**Task prompt:** Go through the entries below, tally each line with the string "PARIS", and give the final number by itself.

**Given records:**
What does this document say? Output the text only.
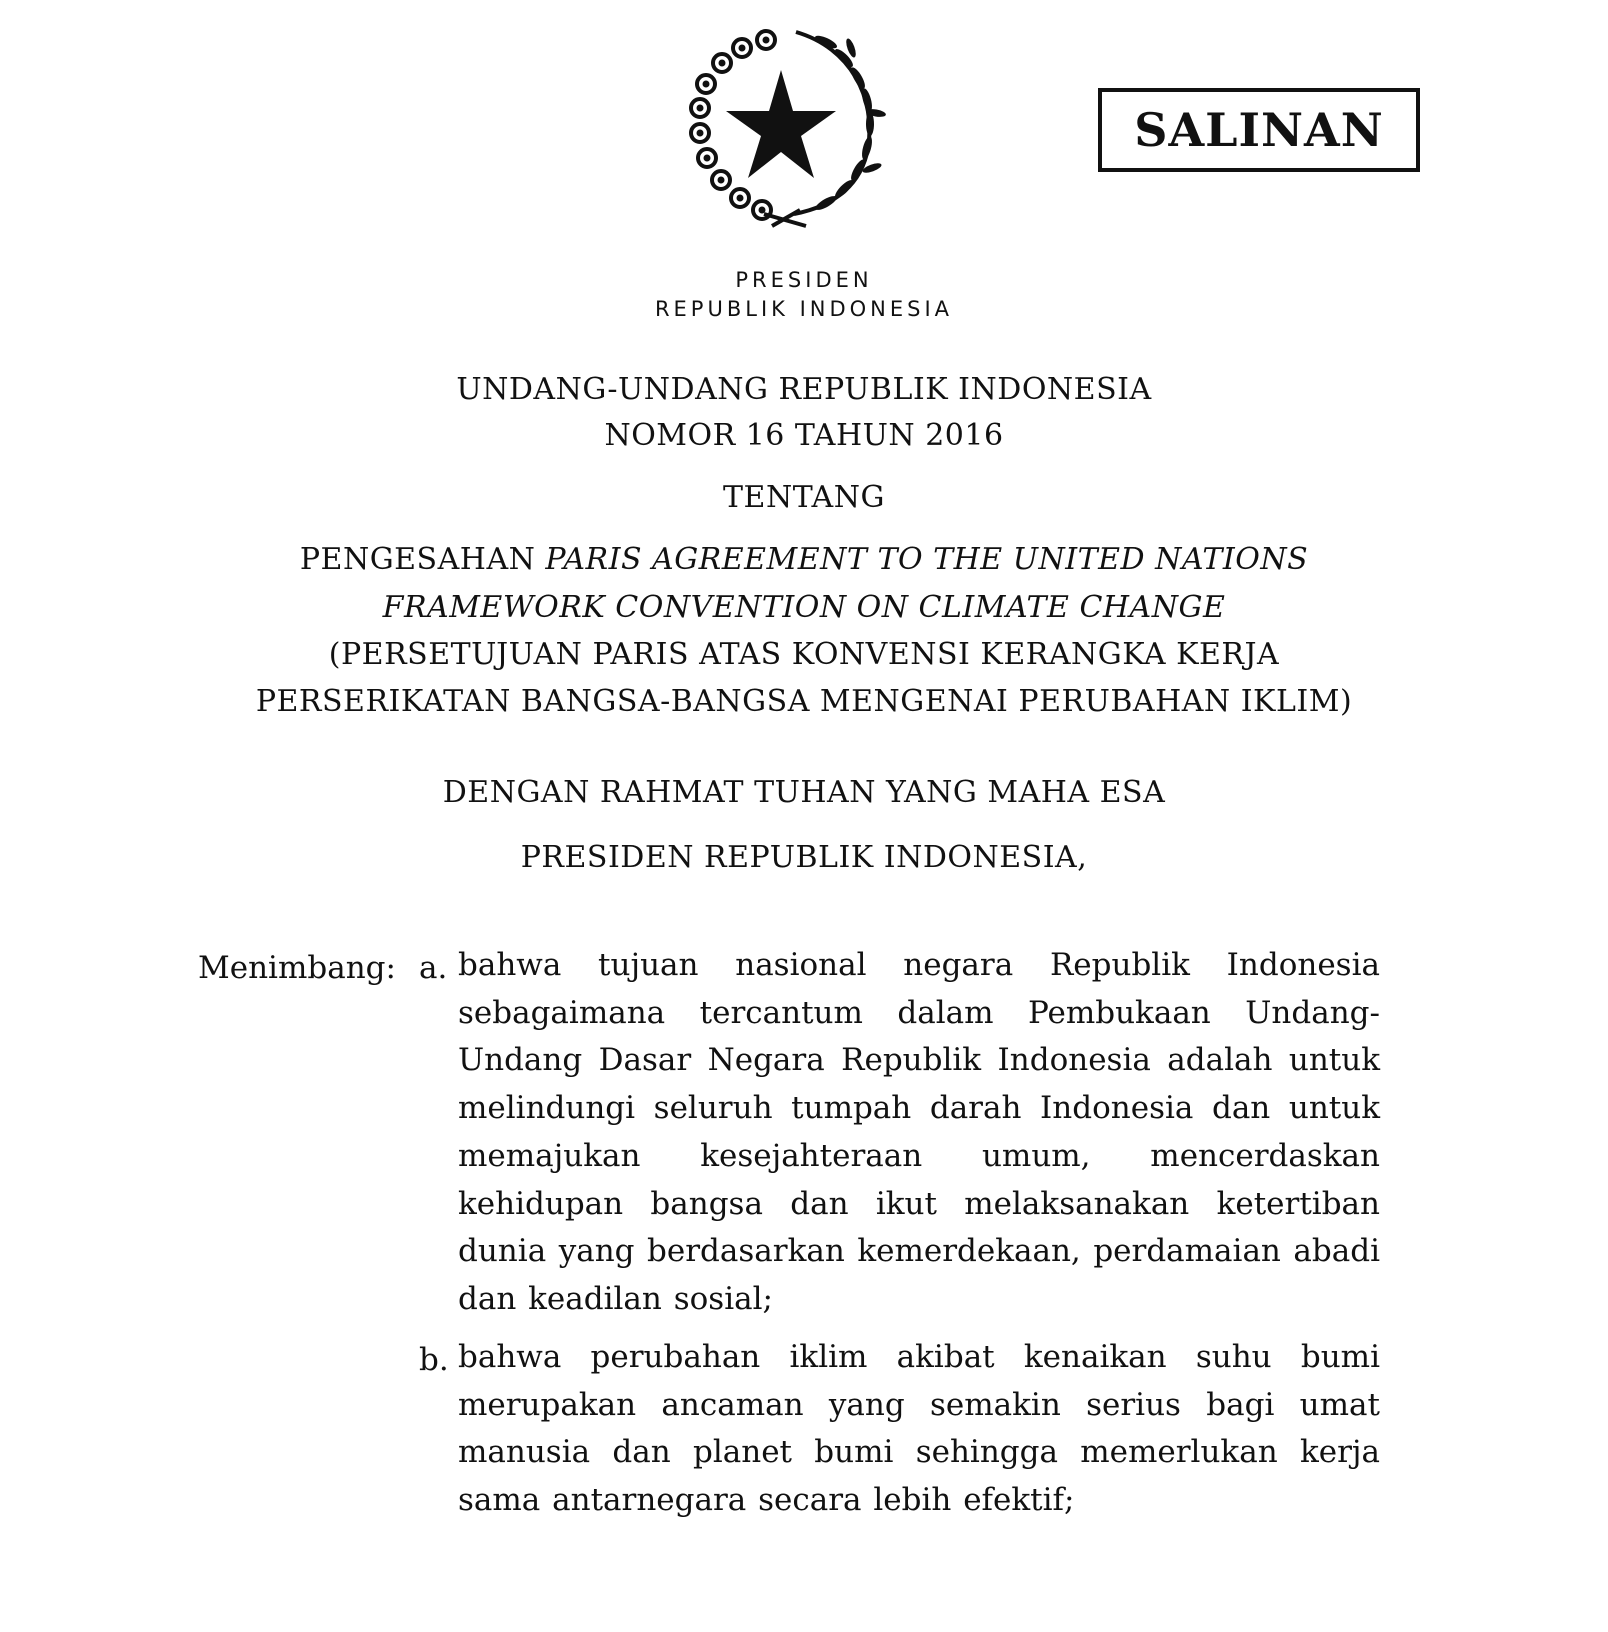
SALINAN
PRESIDEN
REPUBLIK INDONESIA
UNDANG-UNDANG REPUBLIK INDONESIA
NOMOR 16 TAHUN 2016
TENTANG
PENGESAHAN PARIS AGREEMENT TO THE UNITED NATIONS
FRAMEWORK CONVENTION ON CLIMATE CHANGE
(PERSETUJUAN PARIS ATAS KONVENSI KERANGKA KERJA
PERSERIKATAN BANGSA-BANGSA MENGENAI PERUBAHAN IKLIM)
DENGAN RAHMAT TUHAN YANG MAHA ESA
PRESIDEN REPUBLIK INDONESIA,
Menimbang: a. bahwa tujuan nasional negara Republik Indonesia sebagaimana tercantum dalam Pembukaan Undang-Undang Dasar Negara Republik Indonesia adalah untuk melindungi seluruh tumpah darah Indonesia dan untuk memajukan kesejahteraan umum, mencerdaskan kehidupan bangsa dan ikut melaksanakan ketertiban dunia yang berdasarkan kemerdekaan, perdamaian abadi dan keadilan sosial;
b. bahwa perubahan iklim akibat kenaikan suhu bumi merupakan ancaman yang semakin serius bagi umat manusia dan planet bumi sehingga memerlukan kerja sama antarnegara secara lebih efektif;
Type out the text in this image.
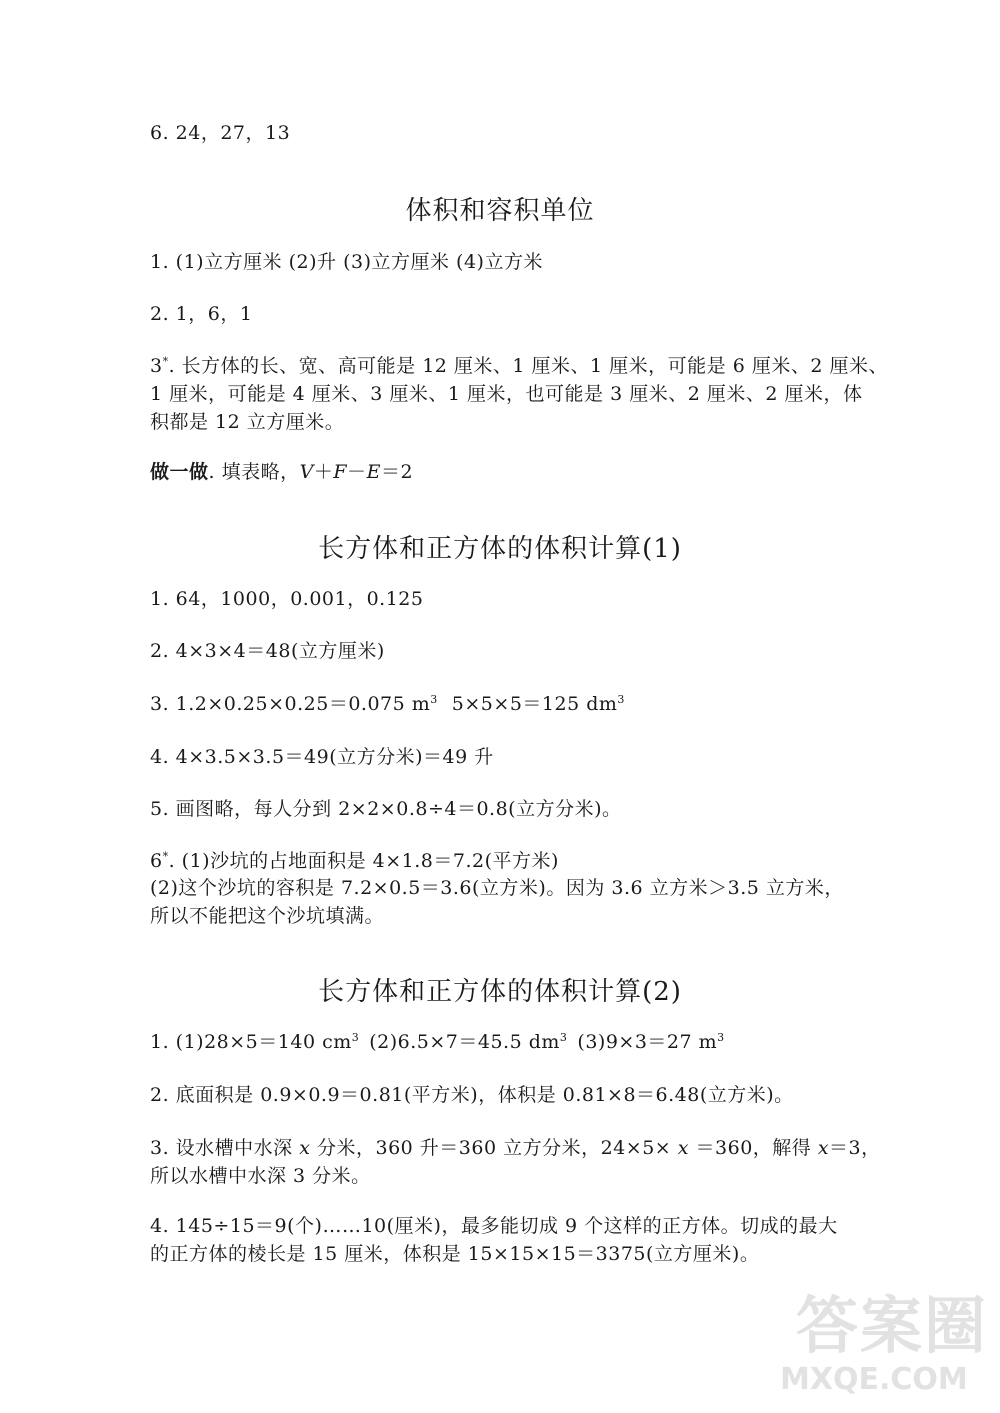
6. 24，27，13
体积和容积单位
1. (1)立方厘米 (2)升 (3)立方厘米 (4)立方米
2. 1，6，1
3*. 长方体的长、宽、高可能是 12 厘米、1 厘米、1 厘米，可能是 6 厘米、2 厘米、
1 厘米，可能是 4 厘米、3 厘米、1 厘米，也可能是 3 厘米、2 厘米、2 厘米，体
积都是 12 立方厘米。
做一做. 填表略，V＋F－E＝2
长方体和正方体的体积计算(1)
1. 64，1000，0.001，0.125
2. 4×3×4＝48(立方厘米)
3. 1.2×0.25×0.25＝0.075 $m^3$ 5×5×5＝125 $dm^3$
4. 4×3.5×3.5＝49(立方分米)＝49 升
5. 画图略，每人分到 2×2×0.8÷4＝0.8(立方分米)。
6*. (1)沙坑的占地面积是 4×1.8＝7.2(平方米)
(2)这个沙坑的容积是 7.2×0.5＝3.6(立方米)。因为 3.6 立方米＞3.5 立方米，
所以不能把这个沙坑填满。
长方体和正方体的体积计算(2)
1. (1)28×5＝140 $cm^3$ (2)6.5×7＝45.5 $dm^3$ (3)9×3＝27 $m^3$
2. 底面积是 0.9×0.9＝0.81(平方米)，体积是 0.81×8＝6.48(立方米)。
3. 设水槽中水深 x 分米，360 升＝360 立方分米，24×5× x ＝360，解得 x＝3，
所以水槽中水深 3 分米。
4. 145÷15＝9(个)……10(厘米)，最多能切成 9 个这样的正方体。切成的最大
的正方体的棱长是 15 厘米，体积是 15×15×15＝3375(立方厘米)。
答案圈
MXQE.COM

**Solution to this exercise:** 2